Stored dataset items
###

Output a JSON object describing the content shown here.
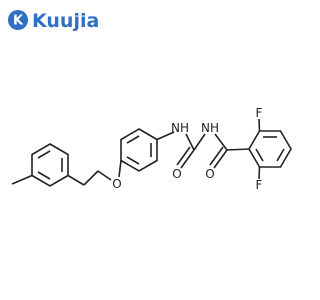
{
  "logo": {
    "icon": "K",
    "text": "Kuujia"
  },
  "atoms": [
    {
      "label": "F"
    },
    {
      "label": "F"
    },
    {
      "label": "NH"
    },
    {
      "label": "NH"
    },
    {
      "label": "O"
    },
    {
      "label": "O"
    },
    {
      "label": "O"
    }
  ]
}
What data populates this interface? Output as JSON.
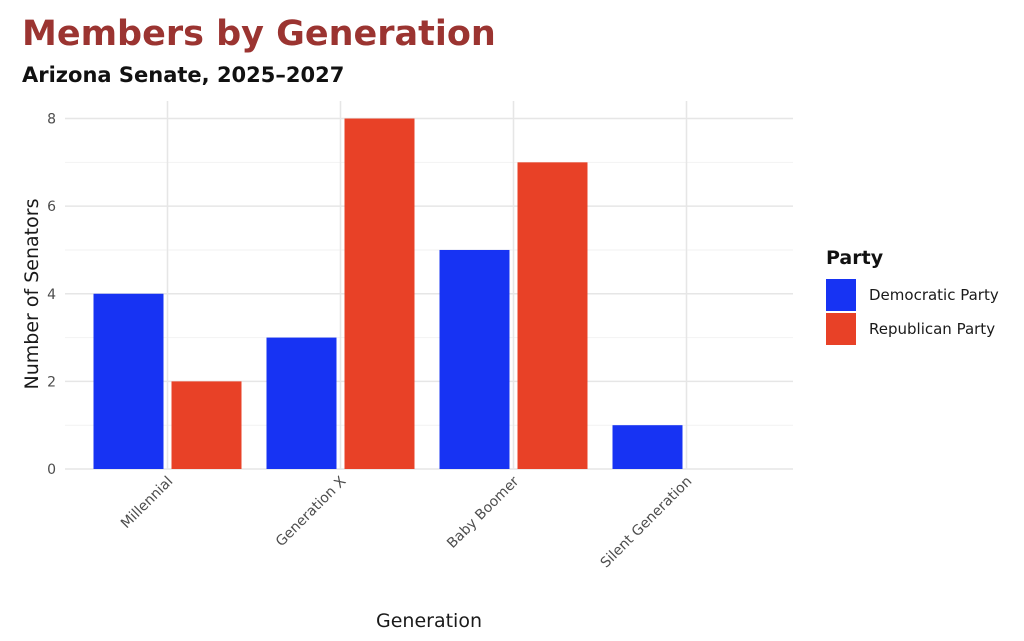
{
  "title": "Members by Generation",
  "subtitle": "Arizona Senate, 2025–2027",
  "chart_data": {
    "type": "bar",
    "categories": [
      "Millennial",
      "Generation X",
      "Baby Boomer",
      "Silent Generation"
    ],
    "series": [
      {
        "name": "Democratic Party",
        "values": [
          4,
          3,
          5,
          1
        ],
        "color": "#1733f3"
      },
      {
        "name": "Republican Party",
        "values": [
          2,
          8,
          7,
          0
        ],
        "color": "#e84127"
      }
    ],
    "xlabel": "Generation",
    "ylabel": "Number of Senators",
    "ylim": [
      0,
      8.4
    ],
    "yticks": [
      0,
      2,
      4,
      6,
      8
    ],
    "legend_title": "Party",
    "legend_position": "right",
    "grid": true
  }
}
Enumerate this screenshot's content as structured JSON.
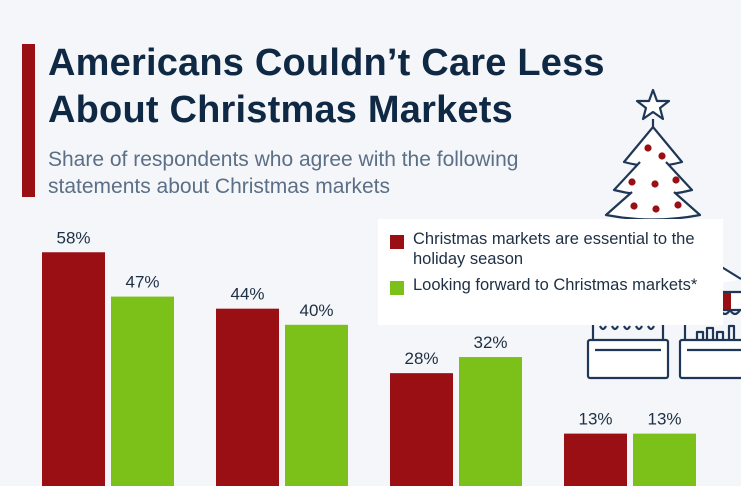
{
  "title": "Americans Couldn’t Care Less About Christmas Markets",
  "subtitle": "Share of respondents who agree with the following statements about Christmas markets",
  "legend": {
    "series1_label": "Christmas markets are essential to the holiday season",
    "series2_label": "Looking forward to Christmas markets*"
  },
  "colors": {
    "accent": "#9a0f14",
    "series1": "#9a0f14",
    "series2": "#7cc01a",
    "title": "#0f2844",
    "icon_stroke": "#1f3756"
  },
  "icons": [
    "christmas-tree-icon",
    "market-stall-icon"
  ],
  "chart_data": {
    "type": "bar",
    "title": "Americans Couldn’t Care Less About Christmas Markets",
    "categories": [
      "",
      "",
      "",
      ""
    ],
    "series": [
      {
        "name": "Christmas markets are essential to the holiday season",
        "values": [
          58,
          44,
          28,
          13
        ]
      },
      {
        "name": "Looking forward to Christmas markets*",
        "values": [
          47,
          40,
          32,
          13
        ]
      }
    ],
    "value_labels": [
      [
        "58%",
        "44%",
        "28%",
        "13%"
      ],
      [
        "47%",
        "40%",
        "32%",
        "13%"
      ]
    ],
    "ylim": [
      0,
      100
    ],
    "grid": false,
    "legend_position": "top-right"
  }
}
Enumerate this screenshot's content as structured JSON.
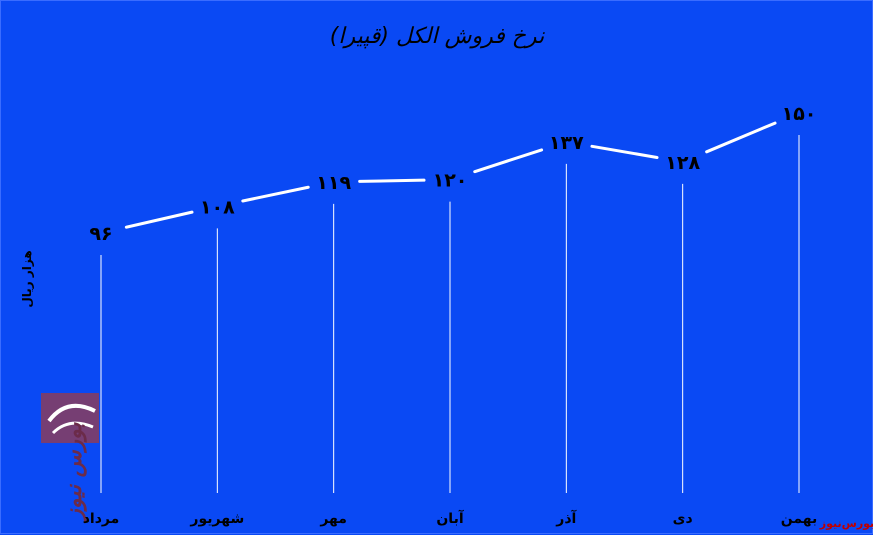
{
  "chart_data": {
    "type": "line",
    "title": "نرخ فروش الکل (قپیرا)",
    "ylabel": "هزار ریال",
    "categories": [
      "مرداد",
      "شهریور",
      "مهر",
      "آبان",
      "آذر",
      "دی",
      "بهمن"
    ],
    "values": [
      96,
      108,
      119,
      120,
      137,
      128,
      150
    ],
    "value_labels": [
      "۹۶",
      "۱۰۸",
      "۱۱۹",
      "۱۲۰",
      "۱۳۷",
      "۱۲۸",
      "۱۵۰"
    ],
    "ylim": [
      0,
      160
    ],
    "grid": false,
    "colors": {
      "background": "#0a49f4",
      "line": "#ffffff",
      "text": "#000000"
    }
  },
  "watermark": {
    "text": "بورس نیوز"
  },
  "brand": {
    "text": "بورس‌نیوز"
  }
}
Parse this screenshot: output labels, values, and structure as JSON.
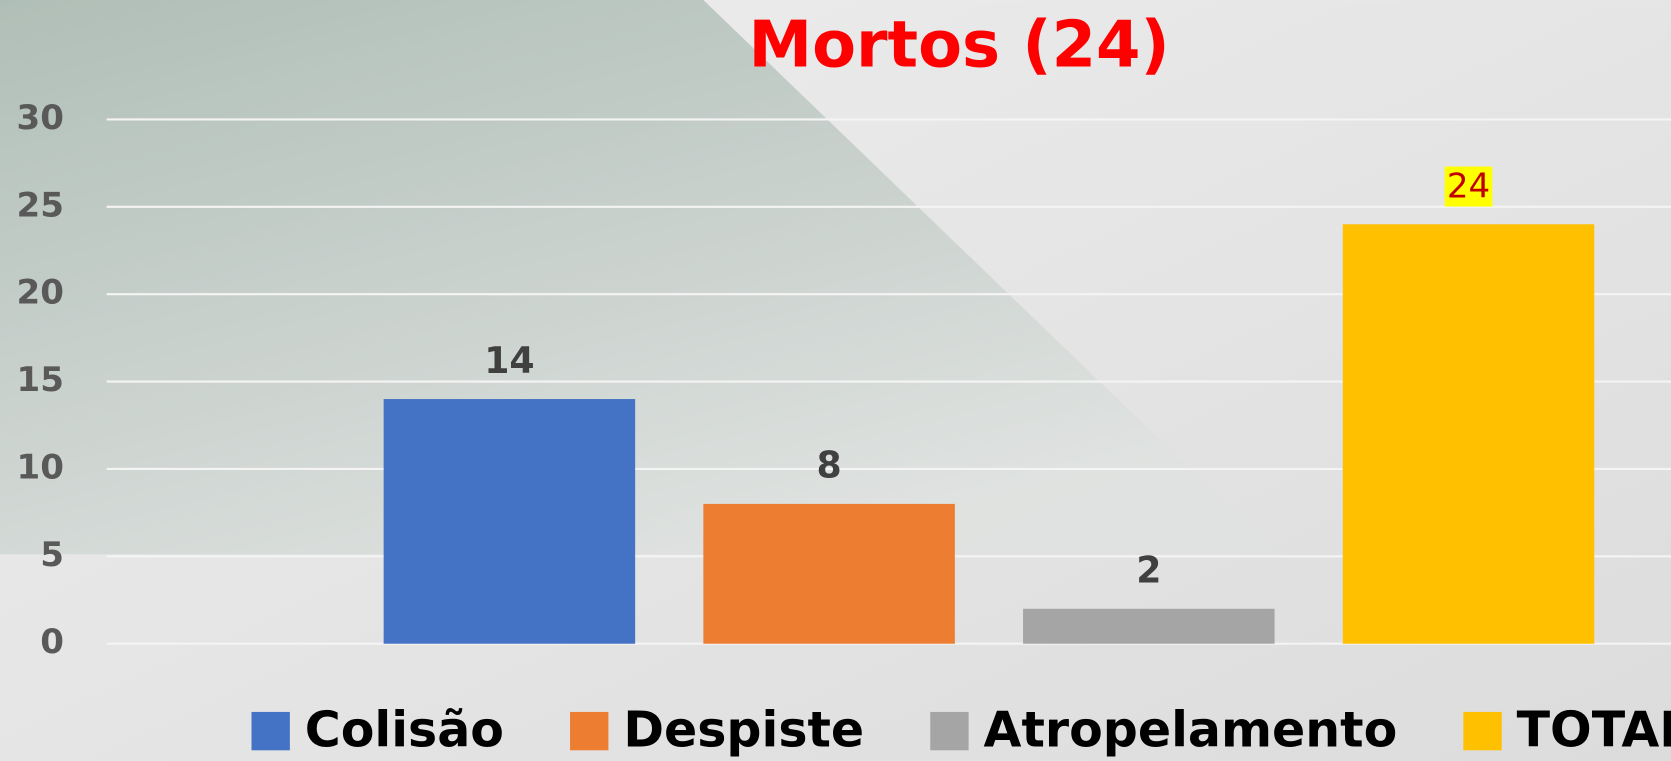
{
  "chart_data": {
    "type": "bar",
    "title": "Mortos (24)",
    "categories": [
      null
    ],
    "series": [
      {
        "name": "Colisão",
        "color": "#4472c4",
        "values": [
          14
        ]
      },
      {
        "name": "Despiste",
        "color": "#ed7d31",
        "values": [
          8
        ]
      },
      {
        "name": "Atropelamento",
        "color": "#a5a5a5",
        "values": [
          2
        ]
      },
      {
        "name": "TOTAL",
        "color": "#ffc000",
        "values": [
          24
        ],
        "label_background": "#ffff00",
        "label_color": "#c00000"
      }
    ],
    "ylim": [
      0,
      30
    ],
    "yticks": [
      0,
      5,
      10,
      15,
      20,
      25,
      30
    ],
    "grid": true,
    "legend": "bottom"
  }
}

###

▶ **YOUR GOAL**
Restate the full listing verbatim and drop every picture.

▶ **EXPECTED ANSWER**
Output a JSON object describing the content shown here.
{
  "logo": {
    "icon": "K",
    "text": "Kuujia"
  },
  "atoms": [
    {
      "label": "F"
    },
    {
      "label": "F"
    },
    {
      "label": "NH"
    },
    {
      "label": "NH"
    },
    {
      "label": "O"
    },
    {
      "label": "O"
    },
    {
      "label": "O"
    }
  ]
}
What data populates this interface? Output as JSON.
{
  "title": "Members by Generation",
  "subtitle": "Arizona Senate, 2025–2027",
  "chart_data": {
    "type": "bar",
    "categories": [
      "Millennial",
      "Generation X",
      "Baby Boomer",
      "Silent Generation"
    ],
    "series": [
      {
        "name": "Democratic Party",
        "values": [
          4,
          3,
          5,
          1
        ],
        "color": "#1733f3"
      },
      {
        "name": "Republican Party",
        "values": [
          2,
          8,
          7,
          0
        ],
        "color": "#e84127"
      }
    ],
    "xlabel": "Generation",
    "ylabel": "Number of Senators",
    "ylim": [
      0,
      8.4
    ],
    "yticks": [
      0,
      2,
      4,
      6,
      8
    ],
    "legend_title": "Party",
    "legend_position": "right",
    "grid": true
  }
}
Enumerate this screenshot's content as structured JSON.
{
  "title": "Americans Couldn’t Care Less About Christmas Markets",
  "subtitle": "Share of respondents who agree with the following statements about Christmas markets",
  "legend": {
    "series1_label": "Christmas markets are essential to the holiday season",
    "series2_label": "Looking forward to Christmas markets*"
  },
  "colors": {
    "accent": "#9a0f14",
    "series1": "#9a0f14",
    "series2": "#7cc01a",
    "title": "#0f2844",
    "icon_stroke": "#1f3756"
  },
  "icons": [
    "christmas-tree-icon",
    "market-stall-icon"
  ],
  "chart_data": {
    "type": "bar",
    "title": "Americans Couldn’t Care Less About Christmas Markets",
    "categories": [
      "",
      "",
      "",
      ""
    ],
    "series": [
      {
        "name": "Christmas markets are essential to the holiday season",
        "values": [
          58,
          44,
          28,
          13
        ]
      },
      {
        "name": "Looking forward to Christmas markets*",
        "values": [
          47,
          40,
          32,
          13
        ]
      }
    ],
    "value_labels": [
      [
        "58%",
        "44%",
        "28%",
        "13%"
      ],
      [
        "47%",
        "40%",
        "32%",
        "13%"
      ]
    ],
    "ylim": [
      0,
      100
    ],
    "grid": false,
    "legend_position": "top-right"
  }
}
Enumerate this screenshot's content as structured JSON.
{
  "chart_data": {
    "type": "line",
    "title": "نرخ فروش الکل (قپیرا)",
    "ylabel": "هزار ریال",
    "categories": [
      "مرداد",
      "شهریور",
      "مهر",
      "آبان",
      "آذر",
      "دی",
      "بهمن"
    ],
    "values": [
      96,
      108,
      119,
      120,
      137,
      128,
      150
    ],
    "value_labels": [
      "۹۶",
      "۱۰۸",
      "۱۱۹",
      "۱۲۰",
      "۱۳۷",
      "۱۲۸",
      "۱۵۰"
    ],
    "ylim": [
      0,
      160
    ],
    "grid": false,
    "colors": {
      "background": "#0a49f4",
      "line": "#ffffff",
      "text": "#000000"
    }
  },
  "watermark": {
    "text": "بورس نیوز"
  },
  "brand": {
    "text": "بورس‌نیوز"
  }
}
Parse this screenshot: output labels, values, and structure as JSON.
{
  "chart_data": {
    "type": "bar",
    "title": "Mortos (24)",
    "categories": [
      null
    ],
    "series": [
      {
        "name": "Colisão",
        "color": "#4472c4",
        "values": [
          14
        ]
      },
      {
        "name": "Despiste",
        "color": "#ed7d31",
        "values": [
          8
        ]
      },
      {
        "name": "Atropelamento",
        "color": "#a5a5a5",
        "values": [
          2
        ]
      },
      {
        "name": "TOTAL",
        "color": "#ffc000",
        "values": [
          24
        ],
        "label_background": "#ffff00",
        "label_color": "#c00000"
      }
    ],
    "ylim": [
      0,
      30
    ],
    "yticks": [
      0,
      5,
      10,
      15,
      20,
      25,
      30
    ],
    "grid": true,
    "legend": "bottom"
  }
}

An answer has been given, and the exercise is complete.